Exercise description: Every line of the data that contains the string "Threshold" must be copied.

Figure record listings:

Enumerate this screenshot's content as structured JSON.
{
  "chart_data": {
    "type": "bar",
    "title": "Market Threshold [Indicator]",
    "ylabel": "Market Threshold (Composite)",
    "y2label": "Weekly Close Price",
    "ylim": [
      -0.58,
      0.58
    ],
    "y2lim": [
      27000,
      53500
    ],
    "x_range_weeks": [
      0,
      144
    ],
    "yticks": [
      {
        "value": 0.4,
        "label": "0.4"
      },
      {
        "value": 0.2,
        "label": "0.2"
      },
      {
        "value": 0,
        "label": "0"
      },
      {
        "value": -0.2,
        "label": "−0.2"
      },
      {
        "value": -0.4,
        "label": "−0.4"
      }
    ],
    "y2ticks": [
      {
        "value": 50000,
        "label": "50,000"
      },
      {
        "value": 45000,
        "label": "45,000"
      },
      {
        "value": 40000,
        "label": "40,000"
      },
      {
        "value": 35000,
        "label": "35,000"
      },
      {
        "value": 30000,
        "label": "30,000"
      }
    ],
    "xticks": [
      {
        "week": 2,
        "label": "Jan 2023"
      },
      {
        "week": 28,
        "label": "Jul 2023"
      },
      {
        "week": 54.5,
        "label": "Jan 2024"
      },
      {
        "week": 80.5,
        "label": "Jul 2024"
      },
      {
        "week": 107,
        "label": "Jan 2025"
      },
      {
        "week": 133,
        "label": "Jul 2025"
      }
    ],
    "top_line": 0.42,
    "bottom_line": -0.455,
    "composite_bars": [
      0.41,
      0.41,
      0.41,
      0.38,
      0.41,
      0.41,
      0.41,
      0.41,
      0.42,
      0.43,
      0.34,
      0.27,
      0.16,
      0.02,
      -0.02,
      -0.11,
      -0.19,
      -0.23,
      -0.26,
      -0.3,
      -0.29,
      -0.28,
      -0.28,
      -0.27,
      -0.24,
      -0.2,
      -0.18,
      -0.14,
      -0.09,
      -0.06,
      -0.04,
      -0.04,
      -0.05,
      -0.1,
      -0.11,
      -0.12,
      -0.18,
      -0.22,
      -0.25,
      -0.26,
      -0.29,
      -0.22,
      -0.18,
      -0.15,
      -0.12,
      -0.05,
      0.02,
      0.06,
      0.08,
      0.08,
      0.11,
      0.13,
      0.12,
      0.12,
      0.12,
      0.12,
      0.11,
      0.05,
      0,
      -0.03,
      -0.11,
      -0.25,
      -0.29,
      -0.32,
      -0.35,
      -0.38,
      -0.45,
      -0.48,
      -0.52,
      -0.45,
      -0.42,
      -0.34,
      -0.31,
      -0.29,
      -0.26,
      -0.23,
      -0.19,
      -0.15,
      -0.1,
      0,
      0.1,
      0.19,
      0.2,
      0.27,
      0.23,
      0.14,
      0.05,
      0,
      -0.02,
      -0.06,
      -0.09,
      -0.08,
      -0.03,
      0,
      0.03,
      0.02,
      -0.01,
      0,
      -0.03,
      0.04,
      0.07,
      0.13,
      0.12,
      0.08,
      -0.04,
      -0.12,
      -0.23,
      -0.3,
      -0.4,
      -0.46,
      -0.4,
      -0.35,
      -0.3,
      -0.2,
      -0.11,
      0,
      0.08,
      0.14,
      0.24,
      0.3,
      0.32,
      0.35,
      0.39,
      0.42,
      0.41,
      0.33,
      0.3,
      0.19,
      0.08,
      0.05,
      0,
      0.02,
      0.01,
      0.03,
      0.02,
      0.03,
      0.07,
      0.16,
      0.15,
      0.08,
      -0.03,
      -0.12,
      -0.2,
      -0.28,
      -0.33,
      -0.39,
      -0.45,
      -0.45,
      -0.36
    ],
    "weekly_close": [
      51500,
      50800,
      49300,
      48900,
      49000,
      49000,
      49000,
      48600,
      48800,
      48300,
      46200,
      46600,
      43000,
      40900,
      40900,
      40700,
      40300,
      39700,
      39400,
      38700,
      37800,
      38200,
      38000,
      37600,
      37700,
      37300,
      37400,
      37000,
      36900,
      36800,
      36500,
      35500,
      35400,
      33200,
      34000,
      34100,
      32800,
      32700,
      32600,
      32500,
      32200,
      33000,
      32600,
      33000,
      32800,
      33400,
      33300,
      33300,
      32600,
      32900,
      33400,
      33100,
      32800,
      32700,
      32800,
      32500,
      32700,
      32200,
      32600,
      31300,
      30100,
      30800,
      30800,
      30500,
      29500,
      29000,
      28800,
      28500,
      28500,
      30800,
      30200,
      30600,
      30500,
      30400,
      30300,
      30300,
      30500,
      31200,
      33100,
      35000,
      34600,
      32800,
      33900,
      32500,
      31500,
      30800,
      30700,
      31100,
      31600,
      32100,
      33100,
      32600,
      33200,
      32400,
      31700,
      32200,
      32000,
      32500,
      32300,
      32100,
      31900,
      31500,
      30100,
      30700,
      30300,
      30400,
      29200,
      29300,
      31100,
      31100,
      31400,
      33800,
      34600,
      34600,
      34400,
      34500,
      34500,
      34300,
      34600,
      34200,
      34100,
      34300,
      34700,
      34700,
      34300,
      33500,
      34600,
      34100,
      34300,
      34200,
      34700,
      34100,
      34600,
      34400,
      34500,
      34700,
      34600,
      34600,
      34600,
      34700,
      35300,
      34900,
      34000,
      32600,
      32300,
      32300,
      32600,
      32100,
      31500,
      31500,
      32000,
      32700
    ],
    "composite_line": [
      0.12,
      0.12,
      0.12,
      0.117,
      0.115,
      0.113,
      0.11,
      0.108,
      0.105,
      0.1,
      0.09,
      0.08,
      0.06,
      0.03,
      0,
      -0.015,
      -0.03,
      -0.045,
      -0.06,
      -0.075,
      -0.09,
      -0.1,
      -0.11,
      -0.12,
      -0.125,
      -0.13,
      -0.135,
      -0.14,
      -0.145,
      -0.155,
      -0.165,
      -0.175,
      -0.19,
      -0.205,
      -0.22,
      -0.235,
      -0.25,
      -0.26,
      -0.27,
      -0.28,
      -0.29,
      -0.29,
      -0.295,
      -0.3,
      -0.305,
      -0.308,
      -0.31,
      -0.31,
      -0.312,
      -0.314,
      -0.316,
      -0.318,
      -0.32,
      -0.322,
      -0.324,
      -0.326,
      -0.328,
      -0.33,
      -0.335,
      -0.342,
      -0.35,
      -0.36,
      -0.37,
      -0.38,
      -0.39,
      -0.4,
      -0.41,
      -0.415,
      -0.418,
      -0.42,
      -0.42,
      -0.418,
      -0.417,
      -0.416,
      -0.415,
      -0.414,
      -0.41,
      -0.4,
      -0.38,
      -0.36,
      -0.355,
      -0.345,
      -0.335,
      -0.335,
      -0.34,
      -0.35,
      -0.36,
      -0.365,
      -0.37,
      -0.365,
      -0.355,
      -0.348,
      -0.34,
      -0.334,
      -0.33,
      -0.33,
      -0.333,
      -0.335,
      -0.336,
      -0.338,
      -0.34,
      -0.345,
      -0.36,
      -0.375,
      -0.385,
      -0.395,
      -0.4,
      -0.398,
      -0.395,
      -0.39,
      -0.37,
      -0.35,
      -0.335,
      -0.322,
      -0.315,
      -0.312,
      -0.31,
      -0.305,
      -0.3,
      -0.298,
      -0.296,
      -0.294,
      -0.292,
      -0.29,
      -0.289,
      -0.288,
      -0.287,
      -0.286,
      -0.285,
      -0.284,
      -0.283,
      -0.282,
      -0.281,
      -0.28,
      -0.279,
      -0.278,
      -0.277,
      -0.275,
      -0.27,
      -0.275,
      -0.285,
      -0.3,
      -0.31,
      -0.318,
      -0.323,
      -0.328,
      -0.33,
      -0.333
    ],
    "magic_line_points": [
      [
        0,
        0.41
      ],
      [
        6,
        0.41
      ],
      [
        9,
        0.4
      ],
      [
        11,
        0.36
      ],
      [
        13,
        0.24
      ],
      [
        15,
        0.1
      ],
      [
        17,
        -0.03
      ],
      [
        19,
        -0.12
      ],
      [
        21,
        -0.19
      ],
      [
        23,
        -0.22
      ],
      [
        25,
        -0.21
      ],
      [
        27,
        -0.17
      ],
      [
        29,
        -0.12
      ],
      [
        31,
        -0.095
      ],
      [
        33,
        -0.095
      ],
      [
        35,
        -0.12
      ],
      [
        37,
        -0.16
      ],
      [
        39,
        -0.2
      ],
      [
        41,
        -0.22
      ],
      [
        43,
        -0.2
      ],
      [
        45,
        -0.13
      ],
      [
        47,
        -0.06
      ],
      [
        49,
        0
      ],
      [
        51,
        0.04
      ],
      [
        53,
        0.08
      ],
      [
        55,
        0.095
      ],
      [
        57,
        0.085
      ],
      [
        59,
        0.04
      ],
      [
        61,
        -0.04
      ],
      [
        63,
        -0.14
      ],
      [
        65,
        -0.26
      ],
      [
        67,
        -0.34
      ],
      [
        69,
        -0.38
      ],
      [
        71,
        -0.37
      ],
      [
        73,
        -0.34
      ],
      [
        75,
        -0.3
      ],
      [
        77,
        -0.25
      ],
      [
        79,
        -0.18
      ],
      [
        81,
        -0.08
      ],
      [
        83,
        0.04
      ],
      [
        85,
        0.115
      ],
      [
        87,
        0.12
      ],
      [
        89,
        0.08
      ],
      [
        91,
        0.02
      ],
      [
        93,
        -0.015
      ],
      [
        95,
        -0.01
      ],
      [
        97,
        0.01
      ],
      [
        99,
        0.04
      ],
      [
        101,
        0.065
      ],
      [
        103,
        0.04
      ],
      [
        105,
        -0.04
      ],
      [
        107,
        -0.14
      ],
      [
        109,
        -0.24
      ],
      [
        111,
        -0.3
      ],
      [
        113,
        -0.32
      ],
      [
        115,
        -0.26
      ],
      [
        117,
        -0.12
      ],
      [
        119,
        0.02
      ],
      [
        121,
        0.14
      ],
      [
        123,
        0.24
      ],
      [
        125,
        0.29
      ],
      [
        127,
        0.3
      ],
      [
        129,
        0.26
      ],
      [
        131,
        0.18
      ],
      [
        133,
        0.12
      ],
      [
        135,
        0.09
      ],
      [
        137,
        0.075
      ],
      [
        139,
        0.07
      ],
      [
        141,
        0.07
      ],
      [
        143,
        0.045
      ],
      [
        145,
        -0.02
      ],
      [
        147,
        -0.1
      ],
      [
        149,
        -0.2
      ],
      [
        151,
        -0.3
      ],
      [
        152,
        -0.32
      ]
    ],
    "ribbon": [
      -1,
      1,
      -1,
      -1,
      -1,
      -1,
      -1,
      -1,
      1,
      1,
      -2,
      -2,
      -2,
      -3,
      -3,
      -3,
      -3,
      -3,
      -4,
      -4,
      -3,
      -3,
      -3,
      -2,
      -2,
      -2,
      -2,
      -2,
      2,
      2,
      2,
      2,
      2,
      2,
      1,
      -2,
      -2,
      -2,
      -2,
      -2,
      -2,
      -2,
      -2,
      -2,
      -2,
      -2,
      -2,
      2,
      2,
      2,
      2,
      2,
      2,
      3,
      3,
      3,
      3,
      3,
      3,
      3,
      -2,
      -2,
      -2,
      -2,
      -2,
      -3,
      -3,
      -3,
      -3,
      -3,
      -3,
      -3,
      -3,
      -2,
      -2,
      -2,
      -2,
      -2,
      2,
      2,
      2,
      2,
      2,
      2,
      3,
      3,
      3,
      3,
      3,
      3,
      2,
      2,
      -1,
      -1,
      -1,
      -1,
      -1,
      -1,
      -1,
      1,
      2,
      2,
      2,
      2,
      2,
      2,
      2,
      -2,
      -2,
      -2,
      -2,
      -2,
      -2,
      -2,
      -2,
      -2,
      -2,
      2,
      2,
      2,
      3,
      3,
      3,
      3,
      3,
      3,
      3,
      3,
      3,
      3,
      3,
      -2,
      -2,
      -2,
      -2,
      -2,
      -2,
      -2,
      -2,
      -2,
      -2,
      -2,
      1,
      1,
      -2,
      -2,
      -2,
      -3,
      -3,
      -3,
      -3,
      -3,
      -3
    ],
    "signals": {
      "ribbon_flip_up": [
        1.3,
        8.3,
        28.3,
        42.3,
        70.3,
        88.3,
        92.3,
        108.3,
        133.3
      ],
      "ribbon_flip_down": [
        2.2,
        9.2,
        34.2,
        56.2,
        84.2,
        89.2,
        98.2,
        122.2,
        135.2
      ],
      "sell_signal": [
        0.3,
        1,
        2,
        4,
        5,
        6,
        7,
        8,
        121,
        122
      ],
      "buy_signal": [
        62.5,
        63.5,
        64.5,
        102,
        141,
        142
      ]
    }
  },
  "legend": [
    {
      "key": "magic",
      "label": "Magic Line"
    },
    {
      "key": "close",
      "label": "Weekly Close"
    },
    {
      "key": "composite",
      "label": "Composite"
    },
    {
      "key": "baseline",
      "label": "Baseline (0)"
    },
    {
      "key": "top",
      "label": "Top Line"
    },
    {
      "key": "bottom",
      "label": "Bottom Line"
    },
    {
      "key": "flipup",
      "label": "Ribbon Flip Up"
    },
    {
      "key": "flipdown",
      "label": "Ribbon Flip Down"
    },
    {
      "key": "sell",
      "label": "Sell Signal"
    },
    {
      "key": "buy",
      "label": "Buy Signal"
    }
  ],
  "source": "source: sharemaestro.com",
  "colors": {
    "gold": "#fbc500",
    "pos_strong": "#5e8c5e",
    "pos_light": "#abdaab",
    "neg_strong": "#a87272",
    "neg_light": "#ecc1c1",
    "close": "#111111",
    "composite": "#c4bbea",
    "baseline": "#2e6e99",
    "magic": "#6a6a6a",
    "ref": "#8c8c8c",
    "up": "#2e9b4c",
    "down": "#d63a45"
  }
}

Reply to the exercise:
    "title": "Market Threshold [Indicator]",
    "ylabel": "Market Threshold (Composite)",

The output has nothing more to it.